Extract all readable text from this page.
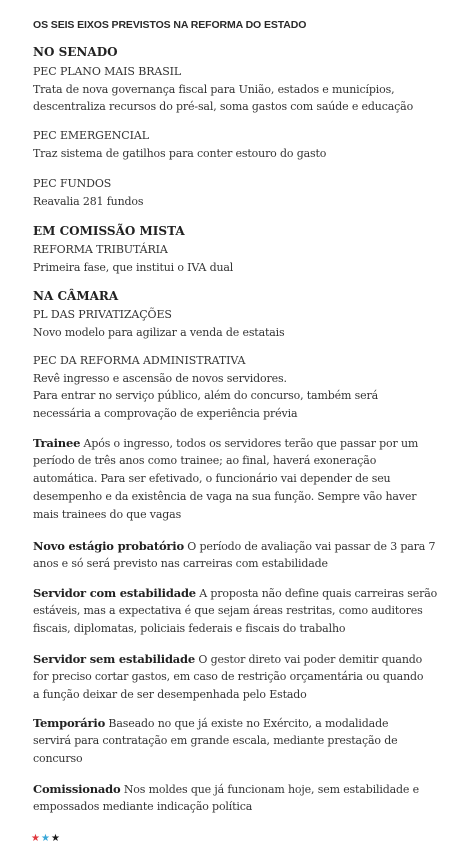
OS SEIS EIXOS PREVISTOS NA REFORMA DO ESTADO
NO SENADO
PEC PLANO MAIS BRASIL
Trata de nova governança fiscal para União, estados e municípios,
descentraliza recursos do pré-sal, soma gastos com saúde e educação
PEC EMERGENCIAL
Traz sistema de gatilhos para conter estouro do gasto
PEC FUNDOS
Reavalia 281 fundos
EM COMISSÃO MISTA
REFORMA TRIBUTÁRIA
Primeira fase, que institui o IVA dual
NA CÂMARA
PL DAS PRIVATIZAÇÕES
Novo modelo para agilizar a venda de estatais
PEC DA REFORMA ADMINISTRATIVA
Revê ingresso e ascensão de novos servidores.
Para entrar no serviço público, além do concurso, também será
necessária a comprovação de experiência prévia
Trainee Após o ingresso, todos os servidores terão que passar por um
período de três anos como trainee; ao final, haverá exoneração
automática. Para ser efetivado, o funcionário vai depender de seu
desempenho e da existência de vaga na sua função. Sempre vão haver
mais trainees do que vagas
Novo estágio probatório O período de avaliação vai passar de 3 para 7
anos e só será previsto nas carreiras com estabilidade
Servidor com estabilidade A proposta não define quais carreiras serão
estáveis, mas a expectativa é que sejam áreas restritas, como auditores
fiscais, diplomatas, policiais federais e fiscais do trabalho
Servidor sem estabilidade O gestor direto vai poder demitir quando
for preciso cortar gastos, em caso de restrição orçamentária ou quando
a função deixar de ser desempenhada pelo Estado
Temporário Baseado no que já existe no Exército, a modalidade
servirá para contratação em grande escala, mediante prestação de
concurso
Comissionado Nos moldes que já funcionam hoje, sem estabilidade e
empossados mediante indicação política
★★★
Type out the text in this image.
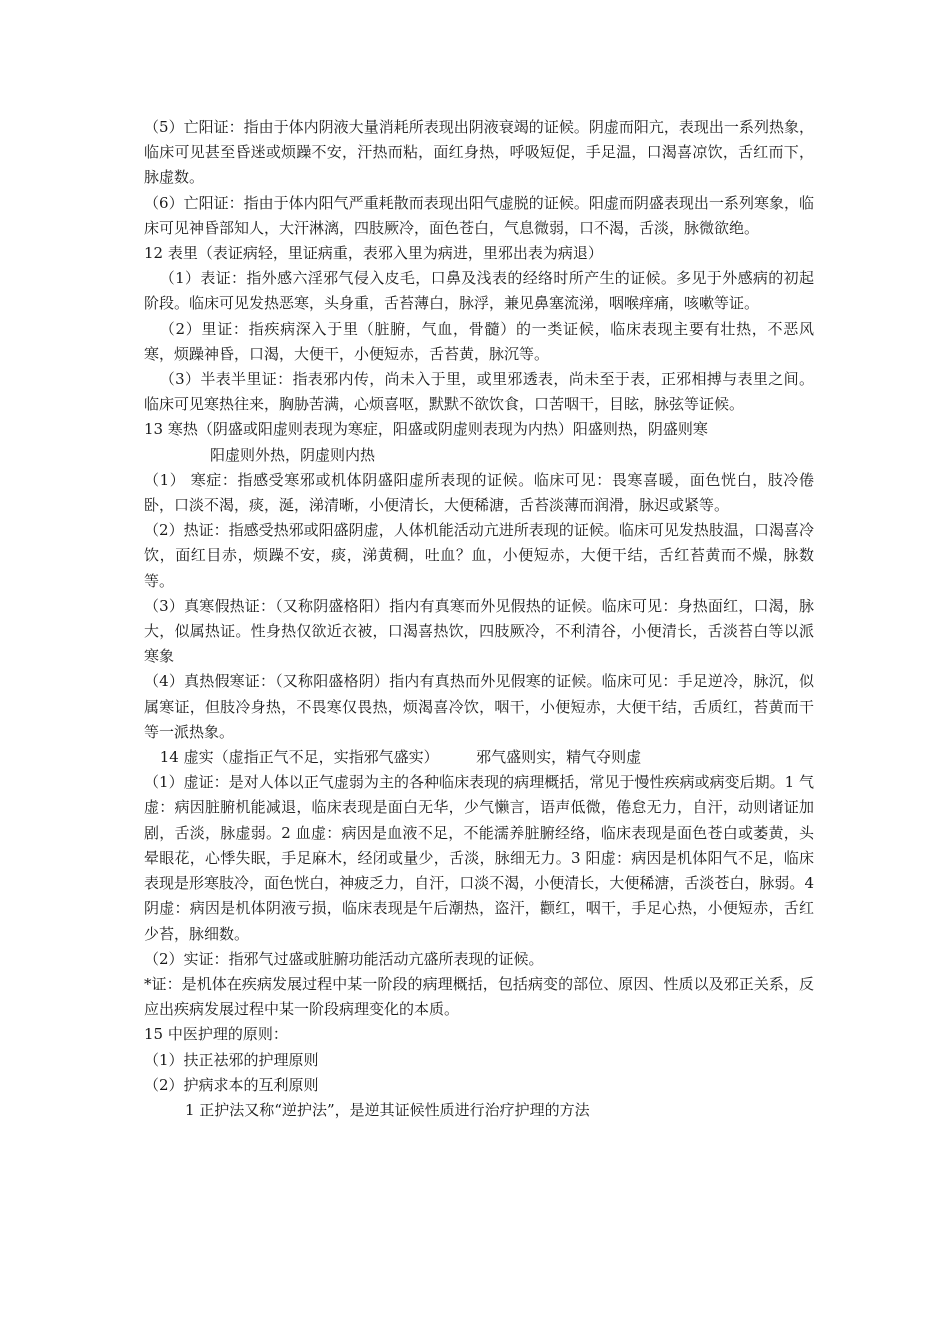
（5）亡阳证：指由于体内阴液大量消耗所表现出阴液衰竭的证候。阴虚而阳亢，表现出一系列热象，临床可见甚至昏迷或烦躁不安，汗热而粘，面红身热，呼吸短促，手足温，口渴喜凉饮，舌红而下，脉虚数。

（6）亡阳证：指由于体内阳气严重耗散而表现出阳气虚脱的证候。阳虚而阴盛表现出一系列寒象，临床可见神昏部知人，大汗淋漓，四肢厥冷，面色苍白，气息微弱，口不渴，舌淡，脉微欲绝。

12 表里（表证病轻，里证病重，表邪入里为病进，里邪出表为病退）

（1）表证：指外感六淫邪气侵入皮毛，口鼻及浅表的经络时所产生的证候。多见于外感病的初起阶段。临床可见发热恶寒，头身重，舌苔薄白，脉浮，兼见鼻塞流涕，咽喉痒痛，咳嗽等证。

（2）里证：指疾病深入于里（脏腑，气血，骨髓）的一类证候，临床表现主要有壮热，不恶风寒，烦躁神昏，口渴，大便干，小便短赤，舌苔黄，脉沉等。

（3）半表半里证：指表邪内传，尚未入于里，或里邪透表，尚未至于表，正邪相搏与表里之间。临床可见寒热往来，胸胁苦满，心烦喜呕，默默不欲饮食，口苦咽干，目眩，脉弦等证候。

13 寒热（阴盛或阳虚则表现为寒症，阳盛或阴虚则表现为内热）阳盛则热，阴盛则寒

阳虚则外热，阴虚则内热

（1） 寒症：指感受寒邪或机体阴盛阳虚所表现的证候。临床可见：畏寒喜暖，面色恍白，肢冷倦卧，口淡不渴，痰，涎，涕清晰，小便清长，大便稀溏，舌苔淡薄而润滑，脉迟或紧等。

（2）热证：指感受热邪或阳盛阴虚，人体机能活动亢进所表现的证候。临床可见发热肢温，口渴喜冷饮，面红目赤，烦躁不安，痰，涕黄稠，吐血？血，小便短赤，大便干结，舌红苔黄而不燥，脉数等。

（3）真寒假热证：（又称阴盛格阳）指内有真寒而外见假热的证候。临床可见：身热面红，口渴，脉大，似属热证。性身热仅欲近衣被，口渴喜热饮，四肢厥冷，不利清谷，小便清长，舌淡苔白等以派寒象

（4）真热假寒证：（又称阳盛格阴）指内有真热而外见假寒的证候。临床可见：手足逆冷，脉沉，似属寒证，但肢冷身热，不畏寒仅畏热，烦渴喜冷饮，咽干，小便短赤，大便干结，舌质红，苔黄而干等一派热象。

14 虚实（虚指正气不足，实指邪气盛实）　　　邪气盛则实，精气夺则虚

（1）虚证：是对人体以正气虚弱为主的各种临床表现的病理概括，常见于慢性疾病或病变后期。1 气虚：病因脏腑机能减退，临床表现是面白无华，少气懒言，语声低微，倦怠无力，自汗，动则诸证加剧，舌淡，脉虚弱。2 血虚：病因是血液不足，不能濡养脏腑经络，临床表现是面色苍白或萎黄，头晕眼花，心悸失眠，手足麻木，经闭或量少，舌淡，脉细无力。3 阳虚：病因是机体阳气不足，临床表现是形寒肢冷，面色恍白，神疲乏力，自汗，口淡不渴，小便清长，大便稀溏，舌淡苍白，脉弱。4 阴虚：病因是机体阴液亏损，临床表现是午后潮热，盗汗，颧红，咽干，手足心热，小便短赤，舌红少苔，脉细数。

（2）实证：指邪气过盛或脏腑功能活动亢盛所表现的证候。

*证：是机体在疾病发展过程中某一阶段的病理概括，包括病变的部位、原因、性质以及邪正关系，反应出疾病发展过程中某一阶段病理变化的本质。

15 中医护理的原则：

（1）扶正祛邪的护理原则

（2）护病求本的互利原则

1 正护法又称“逆护法”，是逆其证候性质进行治疗护理的方法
◇ ◇ ◇
- Work to complete -
From the entries above, copy every line containing the word "anos".

- Written answer -
período de três anos como trainee; ao final, haverá exoneração
anos e só será previsto nas carreiras com estabilidade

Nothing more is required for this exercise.